■ EXERCISE PROMPT ■
Count, in the entries, the lines with "pathsolutions". Answer with the number only.
____ ENTRIES
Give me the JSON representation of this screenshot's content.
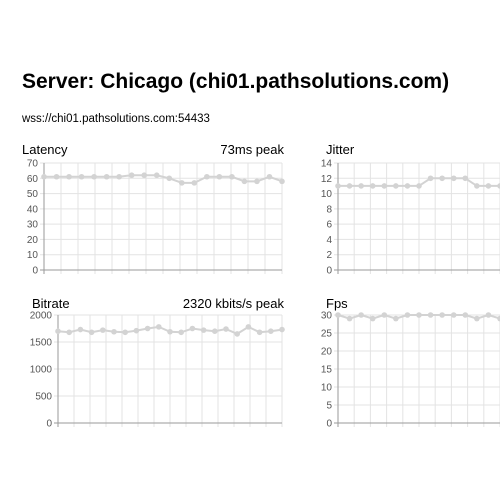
{
  "header": {
    "title": "Server: Chicago (chi01.pathsolutions.com)",
    "url": "wss://chi01.pathsolutions.com:54433"
  },
  "colors": {
    "line": "#d3d3d3",
    "grid": "#e3e3e3",
    "axis": "#9a9a9a"
  },
  "chart_data": [
    {
      "type": "line",
      "title": "Latency",
      "peak_label": "73ms peak",
      "ylim": [
        0,
        70
      ],
      "y_ticks": [
        0,
        10,
        20,
        30,
        40,
        50,
        60,
        70
      ],
      "values": [
        61,
        61,
        61,
        61,
        61,
        61,
        61,
        62,
        62,
        62,
        60,
        57,
        57,
        61,
        61,
        61,
        58,
        58,
        61,
        58
      ]
    },
    {
      "type": "line",
      "title": "Jitter",
      "peak_label": "",
      "ylim": [
        0,
        14
      ],
      "y_ticks": [
        0,
        2,
        4,
        6,
        8,
        10,
        12,
        14
      ],
      "values": [
        11,
        11,
        11,
        11,
        11,
        11,
        11,
        11,
        12,
        12,
        12,
        12,
        11,
        11,
        11
      ]
    },
    {
      "type": "line",
      "title": "Bitrate",
      "peak_label": "2320 kbits/s peak",
      "ylim": [
        0,
        2000
      ],
      "y_ticks": [
        0,
        500,
        1000,
        1500,
        2000
      ],
      "values": [
        1700,
        1680,
        1730,
        1680,
        1720,
        1690,
        1680,
        1710,
        1750,
        1780,
        1690,
        1680,
        1750,
        1720,
        1700,
        1740,
        1650,
        1780,
        1680,
        1700,
        1730
      ]
    },
    {
      "type": "line",
      "title": "Fps",
      "peak_label": "",
      "ylim": [
        0,
        30
      ],
      "y_ticks": [
        0,
        5,
        10,
        15,
        20,
        25,
        30
      ],
      "values": [
        30,
        29,
        30,
        29,
        30,
        29,
        30,
        30,
        30,
        30,
        30,
        30,
        29,
        30,
        29
      ]
    }
  ]
}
________
■ OUTPUT BELOW ■
2